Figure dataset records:
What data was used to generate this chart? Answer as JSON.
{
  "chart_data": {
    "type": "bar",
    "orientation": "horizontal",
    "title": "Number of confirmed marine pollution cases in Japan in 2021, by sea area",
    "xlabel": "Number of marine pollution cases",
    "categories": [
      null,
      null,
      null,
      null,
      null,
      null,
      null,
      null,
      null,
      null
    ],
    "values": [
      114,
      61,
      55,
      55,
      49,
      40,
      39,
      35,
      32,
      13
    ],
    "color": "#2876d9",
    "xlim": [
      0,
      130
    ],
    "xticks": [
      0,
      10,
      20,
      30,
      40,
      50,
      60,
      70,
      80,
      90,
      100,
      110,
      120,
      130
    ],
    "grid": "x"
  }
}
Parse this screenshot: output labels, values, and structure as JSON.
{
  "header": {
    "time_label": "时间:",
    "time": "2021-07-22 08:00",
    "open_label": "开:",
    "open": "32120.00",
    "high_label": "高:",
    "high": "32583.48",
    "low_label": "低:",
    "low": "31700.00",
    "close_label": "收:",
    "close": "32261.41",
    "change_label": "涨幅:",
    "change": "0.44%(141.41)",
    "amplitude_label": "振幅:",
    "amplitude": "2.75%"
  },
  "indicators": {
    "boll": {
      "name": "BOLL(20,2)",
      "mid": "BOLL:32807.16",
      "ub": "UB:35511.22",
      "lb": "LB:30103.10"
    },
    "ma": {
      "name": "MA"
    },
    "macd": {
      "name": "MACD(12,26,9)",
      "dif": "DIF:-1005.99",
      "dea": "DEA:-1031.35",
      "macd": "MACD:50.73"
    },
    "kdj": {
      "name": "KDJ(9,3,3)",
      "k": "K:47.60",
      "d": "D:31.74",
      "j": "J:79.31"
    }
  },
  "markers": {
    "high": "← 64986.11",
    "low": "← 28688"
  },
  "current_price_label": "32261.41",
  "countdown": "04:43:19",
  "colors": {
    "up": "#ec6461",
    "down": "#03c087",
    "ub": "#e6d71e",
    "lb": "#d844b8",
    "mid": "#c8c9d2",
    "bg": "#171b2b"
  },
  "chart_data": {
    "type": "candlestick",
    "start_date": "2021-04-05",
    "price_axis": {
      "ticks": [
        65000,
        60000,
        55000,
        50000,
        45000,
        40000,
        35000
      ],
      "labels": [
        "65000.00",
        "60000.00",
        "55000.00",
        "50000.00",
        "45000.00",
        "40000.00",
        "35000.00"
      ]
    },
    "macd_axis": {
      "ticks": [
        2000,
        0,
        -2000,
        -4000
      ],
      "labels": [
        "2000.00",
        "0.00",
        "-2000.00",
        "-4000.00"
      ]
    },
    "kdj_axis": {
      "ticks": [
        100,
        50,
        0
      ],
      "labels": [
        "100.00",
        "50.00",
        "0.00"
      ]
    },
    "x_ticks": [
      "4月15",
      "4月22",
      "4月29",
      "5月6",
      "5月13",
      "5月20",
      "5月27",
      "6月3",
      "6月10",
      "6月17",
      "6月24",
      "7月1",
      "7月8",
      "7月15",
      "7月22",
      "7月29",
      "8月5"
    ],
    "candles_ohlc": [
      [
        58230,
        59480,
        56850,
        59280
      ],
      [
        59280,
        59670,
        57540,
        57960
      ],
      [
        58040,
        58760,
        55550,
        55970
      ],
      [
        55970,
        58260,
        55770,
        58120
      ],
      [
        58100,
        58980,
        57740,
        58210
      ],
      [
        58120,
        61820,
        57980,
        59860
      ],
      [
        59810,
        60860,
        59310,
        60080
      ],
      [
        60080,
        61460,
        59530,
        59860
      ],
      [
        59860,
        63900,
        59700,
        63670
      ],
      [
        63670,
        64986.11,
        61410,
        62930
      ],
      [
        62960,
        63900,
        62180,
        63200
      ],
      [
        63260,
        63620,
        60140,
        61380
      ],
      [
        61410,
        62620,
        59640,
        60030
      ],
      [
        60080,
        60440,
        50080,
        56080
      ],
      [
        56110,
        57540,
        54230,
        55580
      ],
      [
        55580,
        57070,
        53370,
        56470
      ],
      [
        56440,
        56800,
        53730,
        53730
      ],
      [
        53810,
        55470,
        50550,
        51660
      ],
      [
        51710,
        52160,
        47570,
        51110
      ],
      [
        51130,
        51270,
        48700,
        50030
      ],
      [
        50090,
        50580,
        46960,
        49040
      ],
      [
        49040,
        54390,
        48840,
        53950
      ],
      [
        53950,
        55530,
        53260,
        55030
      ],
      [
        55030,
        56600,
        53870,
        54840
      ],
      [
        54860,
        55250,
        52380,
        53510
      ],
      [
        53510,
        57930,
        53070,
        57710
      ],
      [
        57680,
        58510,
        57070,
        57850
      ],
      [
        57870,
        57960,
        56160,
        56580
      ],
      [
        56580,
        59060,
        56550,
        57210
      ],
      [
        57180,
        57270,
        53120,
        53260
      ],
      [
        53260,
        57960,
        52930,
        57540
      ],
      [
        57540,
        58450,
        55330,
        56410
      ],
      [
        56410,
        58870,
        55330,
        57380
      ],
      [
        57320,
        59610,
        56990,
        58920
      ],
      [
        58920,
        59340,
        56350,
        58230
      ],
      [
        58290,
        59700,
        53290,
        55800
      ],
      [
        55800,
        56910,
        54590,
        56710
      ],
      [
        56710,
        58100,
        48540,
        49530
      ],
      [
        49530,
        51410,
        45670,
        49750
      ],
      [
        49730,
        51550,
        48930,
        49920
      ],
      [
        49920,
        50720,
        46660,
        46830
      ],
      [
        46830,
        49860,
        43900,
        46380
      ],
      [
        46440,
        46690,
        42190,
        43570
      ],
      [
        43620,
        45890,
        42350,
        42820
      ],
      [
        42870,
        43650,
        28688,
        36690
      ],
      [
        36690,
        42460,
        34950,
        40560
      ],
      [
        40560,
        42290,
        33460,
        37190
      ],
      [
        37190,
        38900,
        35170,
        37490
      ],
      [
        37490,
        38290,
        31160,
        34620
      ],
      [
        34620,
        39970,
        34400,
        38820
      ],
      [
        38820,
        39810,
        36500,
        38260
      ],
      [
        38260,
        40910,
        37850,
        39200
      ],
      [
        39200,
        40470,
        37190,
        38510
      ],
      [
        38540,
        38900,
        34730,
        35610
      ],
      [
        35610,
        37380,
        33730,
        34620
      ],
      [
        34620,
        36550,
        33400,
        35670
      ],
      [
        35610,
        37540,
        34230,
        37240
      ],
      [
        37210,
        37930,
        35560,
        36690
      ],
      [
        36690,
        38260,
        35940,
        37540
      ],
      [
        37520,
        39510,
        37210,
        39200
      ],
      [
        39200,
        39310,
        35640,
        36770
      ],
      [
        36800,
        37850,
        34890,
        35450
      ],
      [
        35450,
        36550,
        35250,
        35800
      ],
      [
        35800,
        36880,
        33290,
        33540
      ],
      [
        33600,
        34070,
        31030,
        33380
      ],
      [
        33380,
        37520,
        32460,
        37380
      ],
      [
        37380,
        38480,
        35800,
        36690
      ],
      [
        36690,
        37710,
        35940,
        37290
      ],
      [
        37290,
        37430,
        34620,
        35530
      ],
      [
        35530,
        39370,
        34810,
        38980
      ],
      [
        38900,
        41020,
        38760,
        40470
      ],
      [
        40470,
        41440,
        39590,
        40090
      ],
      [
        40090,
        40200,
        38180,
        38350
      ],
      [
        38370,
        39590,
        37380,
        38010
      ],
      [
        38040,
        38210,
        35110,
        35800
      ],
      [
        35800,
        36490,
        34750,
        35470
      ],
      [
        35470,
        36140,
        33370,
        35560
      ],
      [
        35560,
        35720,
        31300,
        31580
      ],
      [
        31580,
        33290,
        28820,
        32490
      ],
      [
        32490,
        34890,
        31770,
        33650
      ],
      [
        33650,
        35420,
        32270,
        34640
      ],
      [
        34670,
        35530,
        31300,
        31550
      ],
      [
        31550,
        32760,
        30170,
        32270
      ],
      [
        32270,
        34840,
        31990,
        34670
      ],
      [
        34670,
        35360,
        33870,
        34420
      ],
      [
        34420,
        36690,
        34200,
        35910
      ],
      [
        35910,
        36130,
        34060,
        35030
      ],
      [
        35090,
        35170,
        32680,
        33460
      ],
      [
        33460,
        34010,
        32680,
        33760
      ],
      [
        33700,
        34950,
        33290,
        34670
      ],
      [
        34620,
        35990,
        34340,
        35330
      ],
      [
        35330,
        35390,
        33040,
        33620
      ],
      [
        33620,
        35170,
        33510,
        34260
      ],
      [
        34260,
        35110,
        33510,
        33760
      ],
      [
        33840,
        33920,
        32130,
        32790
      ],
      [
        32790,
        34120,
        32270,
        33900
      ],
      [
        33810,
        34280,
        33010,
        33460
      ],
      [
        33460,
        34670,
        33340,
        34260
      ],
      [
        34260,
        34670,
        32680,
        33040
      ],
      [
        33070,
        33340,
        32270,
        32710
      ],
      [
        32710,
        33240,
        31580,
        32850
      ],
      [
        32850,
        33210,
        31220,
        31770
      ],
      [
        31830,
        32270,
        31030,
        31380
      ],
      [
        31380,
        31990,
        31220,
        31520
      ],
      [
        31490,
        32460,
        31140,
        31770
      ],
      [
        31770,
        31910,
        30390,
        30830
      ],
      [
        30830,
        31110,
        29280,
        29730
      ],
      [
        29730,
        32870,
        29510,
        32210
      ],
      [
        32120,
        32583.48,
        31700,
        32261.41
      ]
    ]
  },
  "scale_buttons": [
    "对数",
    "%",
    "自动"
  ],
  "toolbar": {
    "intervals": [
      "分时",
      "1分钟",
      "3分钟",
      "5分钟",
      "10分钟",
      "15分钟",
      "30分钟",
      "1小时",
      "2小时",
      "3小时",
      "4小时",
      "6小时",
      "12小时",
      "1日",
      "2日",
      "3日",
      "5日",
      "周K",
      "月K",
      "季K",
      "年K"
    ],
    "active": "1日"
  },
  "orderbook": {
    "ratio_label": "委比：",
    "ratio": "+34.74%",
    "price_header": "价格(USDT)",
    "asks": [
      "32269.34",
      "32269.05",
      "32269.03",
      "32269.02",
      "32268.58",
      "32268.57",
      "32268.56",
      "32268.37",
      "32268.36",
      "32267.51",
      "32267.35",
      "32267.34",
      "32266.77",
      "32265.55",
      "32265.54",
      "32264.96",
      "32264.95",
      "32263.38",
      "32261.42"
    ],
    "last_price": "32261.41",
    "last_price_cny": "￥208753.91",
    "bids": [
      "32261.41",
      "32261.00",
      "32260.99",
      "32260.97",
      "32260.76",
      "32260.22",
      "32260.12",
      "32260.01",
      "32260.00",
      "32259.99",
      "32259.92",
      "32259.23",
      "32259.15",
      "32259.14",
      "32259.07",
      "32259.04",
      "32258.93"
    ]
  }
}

▸ **Instruction**
Identify which lines contain the word "name" and copy each one.

▸ **In response**
      "name": "BOLL(20,2)",
      "name": "MA"
      "name": "MACD(12,26,9)",
      "name": "KDJ(9,3,3)",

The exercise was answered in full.